Problem description: Render every entry exactly as it appears.

[Start Provided data]

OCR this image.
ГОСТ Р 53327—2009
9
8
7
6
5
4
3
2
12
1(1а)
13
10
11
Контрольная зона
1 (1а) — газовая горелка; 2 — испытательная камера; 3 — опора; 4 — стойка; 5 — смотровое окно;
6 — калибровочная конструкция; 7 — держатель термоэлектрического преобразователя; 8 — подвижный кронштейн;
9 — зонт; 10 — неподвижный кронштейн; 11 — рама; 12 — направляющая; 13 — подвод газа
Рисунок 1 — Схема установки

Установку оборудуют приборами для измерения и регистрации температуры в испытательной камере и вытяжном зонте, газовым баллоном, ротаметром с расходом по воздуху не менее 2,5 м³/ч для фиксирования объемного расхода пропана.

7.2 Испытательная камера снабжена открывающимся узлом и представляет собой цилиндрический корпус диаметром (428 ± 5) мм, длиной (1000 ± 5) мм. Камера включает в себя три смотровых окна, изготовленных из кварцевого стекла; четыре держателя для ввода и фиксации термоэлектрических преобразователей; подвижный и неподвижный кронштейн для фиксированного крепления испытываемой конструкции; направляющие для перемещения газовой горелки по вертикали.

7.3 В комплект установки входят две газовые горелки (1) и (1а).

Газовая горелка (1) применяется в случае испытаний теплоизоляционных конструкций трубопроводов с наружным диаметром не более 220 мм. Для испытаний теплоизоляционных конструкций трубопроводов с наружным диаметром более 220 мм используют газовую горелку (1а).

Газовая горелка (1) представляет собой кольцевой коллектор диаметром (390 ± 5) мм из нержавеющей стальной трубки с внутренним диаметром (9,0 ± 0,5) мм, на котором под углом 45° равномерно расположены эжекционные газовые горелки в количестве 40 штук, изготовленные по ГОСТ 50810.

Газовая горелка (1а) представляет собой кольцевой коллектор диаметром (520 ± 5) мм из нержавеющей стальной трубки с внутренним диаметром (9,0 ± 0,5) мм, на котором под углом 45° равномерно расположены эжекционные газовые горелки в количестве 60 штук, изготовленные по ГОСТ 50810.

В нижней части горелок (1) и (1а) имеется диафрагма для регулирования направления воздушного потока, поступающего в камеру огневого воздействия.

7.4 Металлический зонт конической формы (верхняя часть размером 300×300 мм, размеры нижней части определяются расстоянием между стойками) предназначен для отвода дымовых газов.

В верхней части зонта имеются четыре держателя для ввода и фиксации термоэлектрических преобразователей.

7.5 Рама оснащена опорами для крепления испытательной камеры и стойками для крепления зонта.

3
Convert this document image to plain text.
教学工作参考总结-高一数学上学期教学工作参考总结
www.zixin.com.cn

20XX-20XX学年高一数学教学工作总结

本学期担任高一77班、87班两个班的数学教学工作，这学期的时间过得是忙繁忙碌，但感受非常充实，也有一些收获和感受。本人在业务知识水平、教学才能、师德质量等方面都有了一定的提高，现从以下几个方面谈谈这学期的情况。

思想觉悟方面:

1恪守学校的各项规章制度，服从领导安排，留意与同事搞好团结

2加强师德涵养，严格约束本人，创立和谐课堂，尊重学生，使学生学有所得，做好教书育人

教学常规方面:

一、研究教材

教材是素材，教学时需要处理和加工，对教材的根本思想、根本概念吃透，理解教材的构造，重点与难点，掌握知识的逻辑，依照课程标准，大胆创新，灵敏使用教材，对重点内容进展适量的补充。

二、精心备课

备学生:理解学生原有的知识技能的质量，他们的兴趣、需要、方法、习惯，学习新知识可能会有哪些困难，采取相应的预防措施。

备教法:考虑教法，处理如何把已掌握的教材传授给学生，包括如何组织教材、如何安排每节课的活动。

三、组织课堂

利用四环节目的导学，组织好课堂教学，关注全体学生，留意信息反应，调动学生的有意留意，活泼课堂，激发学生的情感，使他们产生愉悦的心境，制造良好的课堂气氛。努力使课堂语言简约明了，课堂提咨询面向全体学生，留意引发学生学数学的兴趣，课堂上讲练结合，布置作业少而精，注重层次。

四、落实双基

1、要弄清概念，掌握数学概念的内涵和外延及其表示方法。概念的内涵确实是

[End Provided data]

Result for this task:
OCR this image.
ГОСТ Р 53327—2009
9
8
7
6
5
4
3
2
12
1(1а)
13
10
11
Контрольная зона
1 (1а) — газовая горелка; 2 — испытательная камера; 3 — опора; 4 — стойка; 5 — смотровое окно;
6 — калибровочная конструкция; 7 — держатель термоэлектрического преобразователя; 8 — подвижный кронштейн;
9 — зонт; 10 — неподвижный кронштейн; 11 — рама; 12 — направляющая; 13 — подвод газа
Рисунок 1 — Схема установки

Установку оборудуют приборами для измерения и регистрации температуры в испытательной камере и вытяжном зонте, газовым баллоном, ротаметром с расходом по воздуху не менее 2,5 м³/ч для фиксирования объемного расхода пропана.

7.2 Испытательная камера снабжена открывающимся узлом и представляет собой цилиндрический корпус диаметром (428 ± 5) мм, длиной (1000 ± 5) мм. Камера включает в себя три смотровых окна, изготовленных из кварцевого стекла; четыре держателя для ввода и фиксации термоэлектрических преобразователей; подвижный и неподвижный кронштейн для фиксированного крепления испытываемой конструкции; направляющие для перемещения газовой горелки по вертикали.

7.3 В комплект установки входят две газовые горелки (1) и (1а).

Газовая горелка (1) применяется в случае испытаний теплоизоляционных конструкций трубопроводов с наружным диаметром не более 220 мм. Для испытаний теплоизоляционных конструкций трубопроводов с наружным диаметром более 220 мм используют газовую горелку (1а).

Газовая горелка (1) представляет собой кольцевой коллектор диаметром (390 ± 5) мм из нержавеющей стальной трубки с внутренним диаметром (9,0 ± 0,5) мм, на котором под углом 45° равномерно расположены эжекционные газовые горелки в количестве 40 штук, изготовленные по ГОСТ 50810.

Газовая горелка (1а) представляет собой кольцевой коллектор диаметром (520 ± 5) мм из нержавеющей стальной трубки с внутренним диаметром (9,0 ± 0,5) мм, на котором под углом 45° равномерно расположены эжекционные газовые горелки в количестве 60 штук, изготовленные по ГОСТ 50810.

В нижней части горелок (1) и (1а) имеется диафрагма для регулирования направления воздушного потока, поступающего в камеру огневого воздействия.

7.4 Металлический зонт конической формы (верхняя часть размером 300×300 мм, размеры нижней части определяются расстоянием между стойками) предназначен для отвода дымовых газов.

В верхней части зонта имеются четыре держателя для ввода и фиксации термоэлектрических преобразователей.

7.5 Рама оснащена опорами для крепления испытательной камеры и стойками для крепления зонта.

3
Convert this document image to plain text.
教学工作参考总结-高一数学上学期教学工作参考总结
www.zixin.com.cn

20XX-20XX学年高一数学教学工作总结

本学期担任高一77班、87班两个班的数学教学工作，这学期的时间过得是忙繁忙碌，但感受非常充实，也有一些收获和感受。本人在业务知识水平、教学才能、师德质量等方面都有了一定的提高，现从以下几个方面谈谈这学期的情况。

思想觉悟方面:

1恪守学校的各项规章制度，服从领导安排，留意与同事搞好团结

2加强师德涵养，严格约束本人，创立和谐课堂，尊重学生，使学生学有所得，做好教书育人

教学常规方面:

一、研究教材

教材是素材，教学时需要处理和加工，对教材的根本思想、根本概念吃透，理解教材的构造，重点与难点，掌握知识的逻辑，依照课程标准，大胆创新，灵敏使用教材，对重点内容进展适量的补充。

二、精心备课

备学生:理解学生原有的知识技能的质量，他们的兴趣、需要、方法、习惯，学习新知识可能会有哪些困难，采取相应的预防措施。

备教法:考虑教法，处理如何把已掌握的教材传授给学生，包括如何组织教材、如何安排每节课的活动。

三、组织课堂

利用四环节目的导学，组织好课堂教学，关注全体学生，留意信息反应，调动学生的有意留意，活泼课堂，激发学生的情感，使他们产生愉悦的心境，制造良好的课堂气氛。努力使课堂语言简约明了，课堂提咨询面向全体学生，留意引发学生学数学的兴趣，课堂上讲练结合，布置作业少而精，注重层次。

四、落实双基

1、要弄清概念，掌握数学概念的内涵和外延及其表示方法。概念的内涵确实是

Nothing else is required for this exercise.